__Input rows__
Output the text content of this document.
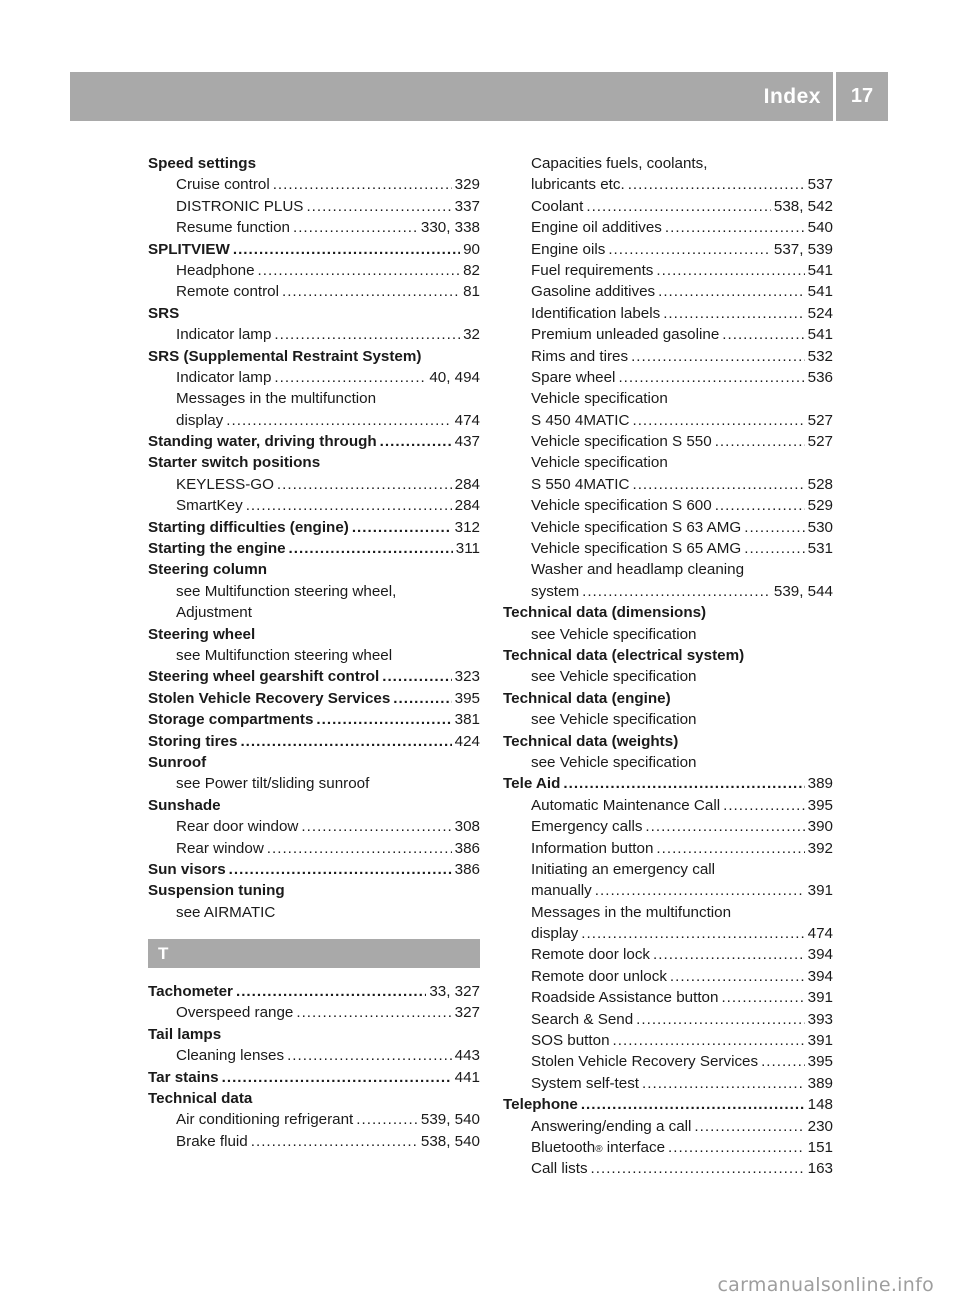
Index	17
Speed settings
Cruise control .....	329
DISTRONIC PLUS .....	337
Resume function .....	330, 338
SPLITVIEW .....	90
Headphone .....	82
Remote control .....	81
SRS
Indicator lamp .....	32
SRS (Supplemental Restraint System)
Indicator lamp .....	40, 494
Messages in the multifunction
display .....	474
Standing water, driving through .....	437
Starter switch positions
KEYLESS-GO .....	284
SmartKey .....	284
Starting difficulties (engine) .....	312
Starting the engine .....	311
Steering column
see Multifunction steering wheel,
Adjustment
Steering wheel
see Multifunction steering wheel
Steering wheel gearshift control .....	323
Stolen Vehicle Recovery Services .....	395
Storage compartments .....	381
Storing tires .....	424
Sunroof
see Power tilt/sliding sunroof
Sunshade
Rear door window .....	308
Rear window .....	386
Sun visors .....	386
Suspension tuning
see AIRMATIC
T
Tachometer .....	33, 327
Overspeed range .....	327
Tail lamps
Cleaning lenses .....	443
Tar stains .....	441
Technical data
Air conditioning refrigerant .....	539, 540
Brake fluid .....	538, 540
Capacities fuels, coolants,
lubricants etc. .....	537
Coolant .....	538, 542
Engine oil additives .....	540
Engine oils .....	537, 539
Fuel requirements .....	541
Gasoline additives .....	541
Identification labels .....	524
Premium unleaded gasoline .....	541
Rims and tires .....	532
Spare wheel .....	536
Vehicle specification
S 450 4MATIC .....	527
Vehicle specification S 550 .....	527
Vehicle specification
S 550 4MATIC .....	528
Vehicle specification S 600 .....	529
Vehicle specification S 63 AMG .....	530
Vehicle specification S 65 AMG .....	531
Washer and headlamp cleaning
system .....	539, 544
Technical data (dimensions)
see Vehicle specification
Technical data (electrical system)
see Vehicle specification
Technical data (engine)
see Vehicle specification
Technical data (weights)
see Vehicle specification
Tele Aid .....	389
Automatic Maintenance Call .....	395
Emergency calls .....	390
Information button .....	392
Initiating an emergency call
manually .....	391
Messages in the multifunction
display .....	474
Remote door lock .....	394
Remote door unlock .....	394
Roadside Assistance button .....	391
Search & Send .....	393
SOS button .....	391
Stolen Vehicle Recovery Services .....	395
System self-test .....	389
Telephone .....	148
Answering/ending a call .....	230
Bluetooth ® interface .....	151
Call lists .....	163
carmanualsonline.info
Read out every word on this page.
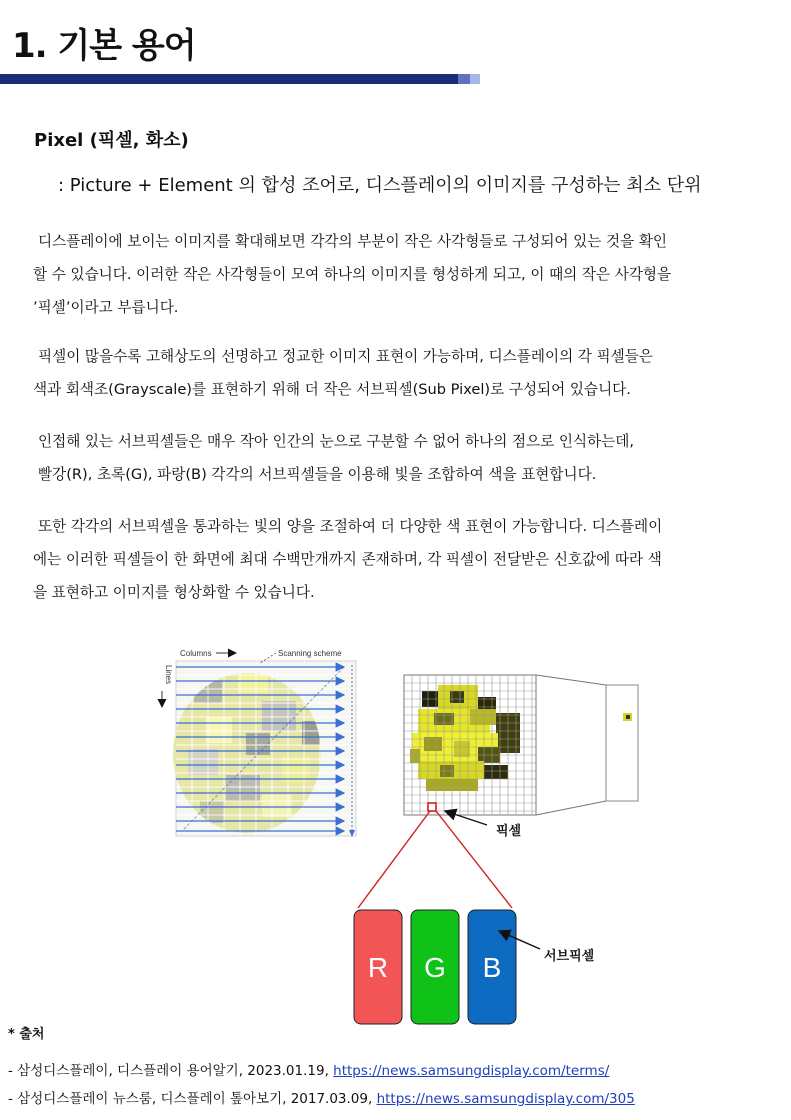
1. 기본 용어
Pixel (픽셀, 화소)
: Picture + Element 의 합성 조어로, 디스플레이의 이미지를 구성하는 최소 단위
디스플레이에 보이는 이미지를 확대해보면 각각의 부분이 작은 사각형들로 구성되어 있는 것을 확인
할 수 있습니다. 이러한 작은 사각형들이 모여 하나의 이미지를 형성하게 되고, 이 때의 작은 사각형을
’픽셀’이라고 부릅니다.
픽셀이 많을수록 고해상도의 선명하고 정교한 이미지 표현이 가능하며, 디스플레이의 각 픽셀들은
색과 회색조(Grayscale)를 표현하기 위해 더 작은 서브픽셀(Sub Pixel)로 구성되어 있습니다.
인접해 있는 서브픽셀들은 매우 작아 인간의 눈으로 구분할 수 없어 하나의 점으로 인식하는데,
빨강(R), 초록(G), 파랑(B) 각각의 서브픽셀들을 이용해 빛을 조합하여 색을 표현합니다.
또한 각각의 서브픽셀을 통과하는 빛의 양을 조절하여 더 다양한 색 표현이 가능합니다. 디스플레이
에는 이러한 픽셀들이 한 화면에 최대 수백만개까지 존재하며, 각 픽셀이 전달받은 신호값에 따라 색
을 표현하고 이미지를 형상화할 수 있습니다.
Columns	Scanning scheme
Lines
픽셀
R G B	서브픽셀
* 출처
- 삼성디스플레이, 디스플레이 용어알기, 2023.01.19, https://news.samsungdisplay.com/terms/
- 삼성디스플레이 뉴스룸, 디스플레이 톺아보기, 2017.03.09, https://news.samsungdisplay.com/305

__Objective__
Repeat each entry exactly. Pictures do not belong in the copy.

__Exercise answer__
Output the text content of this document.
Index	17
Speed settings
Cruise control .....	329
DISTRONIC PLUS .....	337
Resume function .....	330, 338
SPLITVIEW .....	90
Headphone .....	82
Remote control .....	81
SRS
Indicator lamp .....	32
SRS (Supplemental Restraint System)
Indicator lamp .....	40, 494
Messages in the multifunction
display .....	474
Standing water, driving through .....	437
Starter switch positions
KEYLESS-GO .....	284
SmartKey .....	284
Starting difficulties (engine) .....	312
Starting the engine .....	311
Steering column
see Multifunction steering wheel,
Adjustment
Steering wheel
see Multifunction steering wheel
Steering wheel gearshift control .....	323
Stolen Vehicle Recovery Services .....	395
Storage compartments .....	381
Storing tires .....	424
Sunroof
see Power tilt/sliding sunroof
Sunshade
Rear door window .....	308
Rear window .....	386
Sun visors .....	386
Suspension tuning
see AIRMATIC
T
Tachometer .....	33, 327
Overspeed range .....	327
Tail lamps
Cleaning lenses .....	443
Tar stains .....	441
Technical data
Air conditioning refrigerant .....	539, 540
Brake fluid .....	538, 540
Capacities fuels, coolants,
lubricants etc. .....	537
Coolant .....	538, 542
Engine oil additives .....	540
Engine oils .....	537, 539
Fuel requirements .....	541
Gasoline additives .....	541
Identification labels .....	524
Premium unleaded gasoline .....	541
Rims and tires .....	532
Spare wheel .....	536
Vehicle specification
S 450 4MATIC .....	527
Vehicle specification S 550 .....	527
Vehicle specification
S 550 4MATIC .....	528
Vehicle specification S 600 .....	529
Vehicle specification S 63 AMG .....	530
Vehicle specification S 65 AMG .....	531
Washer and headlamp cleaning
system .....	539, 544
Technical data (dimensions)
see Vehicle specification
Technical data (electrical system)
see Vehicle specification
Technical data (engine)
see Vehicle specification
Technical data (weights)
see Vehicle specification
Tele Aid .....	389
Automatic Maintenance Call .....	395
Emergency calls .....	390
Information button .....	392
Initiating an emergency call
manually .....	391
Messages in the multifunction
display .....	474
Remote door lock .....	394
Remote door unlock .....	394
Roadside Assistance button .....	391
Search & Send .....	393
SOS button .....	391
Stolen Vehicle Recovery Services .....	395
System self-test .....	389
Telephone .....	148
Answering/ending a call .....	230
Bluetooth ® interface .....	151
Call lists .....	163
carmanualsonline.info
Read out every word on this page.
1. 기본 용어
Pixel (픽셀, 화소)
: Picture + Element 의 합성 조어로, 디스플레이의 이미지를 구성하는 최소 단위
디스플레이에 보이는 이미지를 확대해보면 각각의 부분이 작은 사각형들로 구성되어 있는 것을 확인
할 수 있습니다. 이러한 작은 사각형들이 모여 하나의 이미지를 형성하게 되고, 이 때의 작은 사각형을
’픽셀’이라고 부릅니다.
픽셀이 많을수록 고해상도의 선명하고 정교한 이미지 표현이 가능하며, 디스플레이의 각 픽셀들은
색과 회색조(Grayscale)를 표현하기 위해 더 작은 서브픽셀(Sub Pixel)로 구성되어 있습니다.
인접해 있는 서브픽셀들은 매우 작아 인간의 눈으로 구분할 수 없어 하나의 점으로 인식하는데,
빨강(R), 초록(G), 파랑(B) 각각의 서브픽셀들을 이용해 빛을 조합하여 색을 표현합니다.
또한 각각의 서브픽셀을 통과하는 빛의 양을 조절하여 더 다양한 색 표현이 가능합니다. 디스플레이
에는 이러한 픽셀들이 한 화면에 최대 수백만개까지 존재하며, 각 픽셀이 전달받은 신호값에 따라 색
을 표현하고 이미지를 형상화할 수 있습니다.
Columns	Scanning scheme
Lines
픽셀
R G B	서브픽셀
* 출처
- 삼성디스플레이, 디스플레이 용어알기, 2023.01.19, https://news.samsungdisplay.com/terms/
- 삼성디스플레이 뉴스룸, 디스플레이 톺아보기, 2017.03.09, https://news.samsungdisplay.com/305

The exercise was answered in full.